» Work to complete: Every line of the records must be repeated exactly; pictures stay out.

(Figure collection entries)
>>>

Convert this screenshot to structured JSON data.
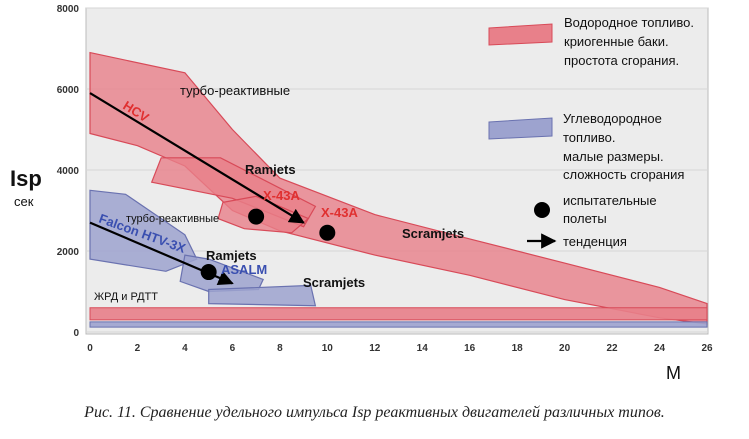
{
  "chart_data": {
    "type": "area",
    "x_axis": {
      "label": "M",
      "ticks": [
        "0",
        "2",
        "4",
        "6",
        "8",
        "10",
        "12",
        "14",
        "16",
        "18",
        "20",
        "22",
        "24",
        "26"
      ],
      "range": [
        0,
        26
      ]
    },
    "y_axis": {
      "label": "Isp",
      "unit": "сек",
      "ticks": [
        "0",
        "2000",
        "4000",
        "6000",
        "8000"
      ],
      "range": [
        0,
        8000
      ]
    },
    "regions": {
      "hydrogen": {
        "color": "#e8808a",
        "stroke": "#d84a58",
        "polygons": [
          [
            [
              0,
              6900
            ],
            [
              4,
              6400
            ],
            [
              6,
              5000
            ],
            [
              8,
              3800
            ],
            [
              12,
              2900
            ],
            [
              16,
              2300
            ],
            [
              20,
              1700
            ],
            [
              24,
              1100
            ],
            [
              26,
              700
            ],
            [
              26,
              200
            ],
            [
              24,
              350
            ],
            [
              20,
              800
            ],
            [
              16,
              1400
            ],
            [
              12,
              1900
            ],
            [
              8,
              2500
            ],
            [
              6,
              3000
            ],
            [
              4,
              4100
            ],
            [
              2,
              4600
            ],
            [
              0,
              4900
            ]
          ],
          [
            [
              3,
              4300
            ],
            [
              5.5,
              4300
            ],
            [
              9.5,
              3100
            ],
            [
              9,
              2600
            ],
            [
              6,
              3300
            ],
            [
              2.6,
              3700
            ]
          ],
          [
            [
              5.6,
              3200
            ],
            [
              7,
              3350
            ],
            [
              9.2,
              2800
            ],
            [
              8.5,
              2450
            ],
            [
              6.5,
              2550
            ],
            [
              5.4,
              2800
            ]
          ]
        ],
        "band": [
          [
            0,
            600
          ],
          [
            26,
            600
          ],
          [
            26,
            300
          ],
          [
            0,
            300
          ]
        ]
      },
      "hydrocarbon": {
        "color": "#9da3cf",
        "stroke": "#6a72b0",
        "polygons": [
          [
            [
              0,
              3500
            ],
            [
              1.5,
              3400
            ],
            [
              4,
              2400
            ],
            [
              4.5,
              1800
            ],
            [
              3.2,
              1500
            ],
            [
              0,
              1800
            ]
          ],
          [
            [
              4,
              1900
            ],
            [
              5,
              1800
            ],
            [
              7.3,
              1300
            ],
            [
              7.1,
              1050
            ],
            [
              5,
              1000
            ],
            [
              3.8,
              1250
            ]
          ],
          [
            [
              5,
              1050
            ],
            [
              9.3,
              1150
            ],
            [
              9.5,
              650
            ],
            [
              5,
              700
            ]
          ]
        ],
        "band": [
          [
            0,
            250
          ],
          [
            26,
            250
          ],
          [
            26,
            120
          ],
          [
            0,
            120
          ]
        ]
      }
    },
    "trends": [
      {
        "from": [
          0,
          5900
        ],
        "to": [
          9,
          2700
        ]
      },
      {
        "from": [
          0,
          2700
        ],
        "to": [
          6,
          1200
        ]
      }
    ],
    "flight_tests": [
      {
        "x": 7.0,
        "y": 2850
      },
      {
        "x": 10.0,
        "y": 2450
      },
      {
        "x": 5.0,
        "y": 1480
      }
    ],
    "annotations": {
      "turbo_top": "турбо-реактивные",
      "hcv": "HCV",
      "ramjets_top": "Ramjets",
      "x43a_1": "X-43A",
      "x43a_2": "X-43A",
      "scramjets_top": "Scramjets",
      "turbo_mid": "турбо-реактивные",
      "falcon": "Falcon HTV-3X",
      "ramjets_bottom": "Ramjets",
      "asalm": "ASALM",
      "scramjets_bottom": "Scramjets",
      "rocket": "ЖРД и РДТТ"
    },
    "legend": {
      "hydrogen": [
        "Водородное топливо.",
        "криогенные баки.",
        "простота сгорания."
      ],
      "hydrocarbon": [
        "Углеводородное",
        "топливо.",
        "малые размеры.",
        "сложность сгорания"
      ],
      "flights": [
        "испытательные",
        "полеты"
      ],
      "trend": "тенденция"
    }
  },
  "caption": "Рис. 11. Сравнение удельного импульса Isp реактивных двигателей различных типов."
}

<<<

» Response:
Convert this screenshot to structured JSON data.
{
  "chart_data": {
    "type": "area",
    "x_axis": {
      "label": "M",
      "ticks": [
        "0",
        "2",
        "4",
        "6",
        "8",
        "10",
        "12",
        "14",
        "16",
        "18",
        "20",
        "22",
        "24",
        "26"
      ],
      "range": [
        0,
        26
      ]
    },
    "y_axis": {
      "label": "Isp",
      "unit": "сек",
      "ticks": [
        "0",
        "2000",
        "4000",
        "6000",
        "8000"
      ],
      "range": [
        0,
        8000
      ]
    },
    "regions": {
      "hydrogen": {
        "color": "#e8808a",
        "stroke": "#d84a58",
        "polygons": [
          [
            [
              0,
              6900
            ],
            [
              4,
              6400
            ],
            [
              6,
              5000
            ],
            [
              8,
              3800
            ],
            [
              12,
              2900
            ],
            [
              16,
              2300
            ],
            [
              20,
              1700
            ],
            [
              24,
              1100
            ],
            [
              26,
              700
            ],
            [
              26,
              200
            ],
            [
              24,
              350
            ],
            [
              20,
              800
            ],
            [
              16,
              1400
            ],
            [
              12,
              1900
            ],
            [
              8,
              2500
            ],
            [
              6,
              3000
            ],
            [
              4,
              4100
            ],
            [
              2,
              4600
            ],
            [
              0,
              4900
            ]
          ],
          [
            [
              3,
              4300
            ],
            [
              5.5,
              4300
            ],
            [
              9.5,
              3100
            ],
            [
              9,
              2600
            ],
            [
              6,
              3300
            ],
            [
              2.6,
              3700
            ]
          ],
          [
            [
              5.6,
              3200
            ],
            [
              7,
              3350
            ],
            [
              9.2,
              2800
            ],
            [
              8.5,
              2450
            ],
            [
              6.5,
              2550
            ],
            [
              5.4,
              2800
            ]
          ]
        ],
        "band": [
          [
            0,
            600
          ],
          [
            26,
            600
          ],
          [
            26,
            300
          ],
          [
            0,
            300
          ]
        ]
      },
      "hydrocarbon": {
        "color": "#9da3cf",
        "stroke": "#6a72b0",
        "polygons": [
          [
            [
              0,
              3500
            ],
            [
              1.5,
              3400
            ],
            [
              4,
              2400
            ],
            [
              4.5,
              1800
            ],
            [
              3.2,
              1500
            ],
            [
              0,
              1800
            ]
          ],
          [
            [
              4,
              1900
            ],
            [
              5,
              1800
            ],
            [
              7.3,
              1300
            ],
            [
              7.1,
              1050
            ],
            [
              5,
              1000
            ],
            [
              3.8,
              1250
            ]
          ],
          [
            [
              5,
              1050
            ],
            [
              9.3,
              1150
            ],
            [
              9.5,
              650
            ],
            [
              5,
              700
            ]
          ]
        ],
        "band": [
          [
            0,
            250
          ],
          [
            26,
            250
          ],
          [
            26,
            120
          ],
          [
            0,
            120
          ]
        ]
      }
    },
    "trends": [
      {
        "from": [
          0,
          5900
        ],
        "to": [
          9,
          2700
        ]
      },
      {
        "from": [
          0,
          2700
        ],
        "to": [
          6,
          1200
        ]
      }
    ],
    "flight_tests": [
      {
        "x": 7.0,
        "y": 2850
      },
      {
        "x": 10.0,
        "y": 2450
      },
      {
        "x": 5.0,
        "y": 1480
      }
    ],
    "annotations": {
      "turbo_top": "турбо-реактивные",
      "hcv": "HCV",
      "ramjets_top": "Ramjets",
      "x43a_1": "X-43A",
      "x43a_2": "X-43A",
      "scramjets_top": "Scramjets",
      "turbo_mid": "турбо-реактивные",
      "falcon": "Falcon HTV-3X",
      "ramjets_bottom": "Ramjets",
      "asalm": "ASALM",
      "scramjets_bottom": "Scramjets",
      "rocket": "ЖРД и РДТТ"
    },
    "legend": {
      "hydrogen": [
        "Водородное топливо.",
        "криогенные баки.",
        "простота сгорания."
      ],
      "hydrocarbon": [
        "Углеводородное",
        "топливо.",
        "малые размеры.",
        "сложность сгорания"
      ],
      "flights": [
        "испытательные",
        "полеты"
      ],
      "trend": "тенденция"
    }
  },
  "caption": "Рис. 11. Сравнение удельного импульса Isp реактивных двигателей различных типов."
}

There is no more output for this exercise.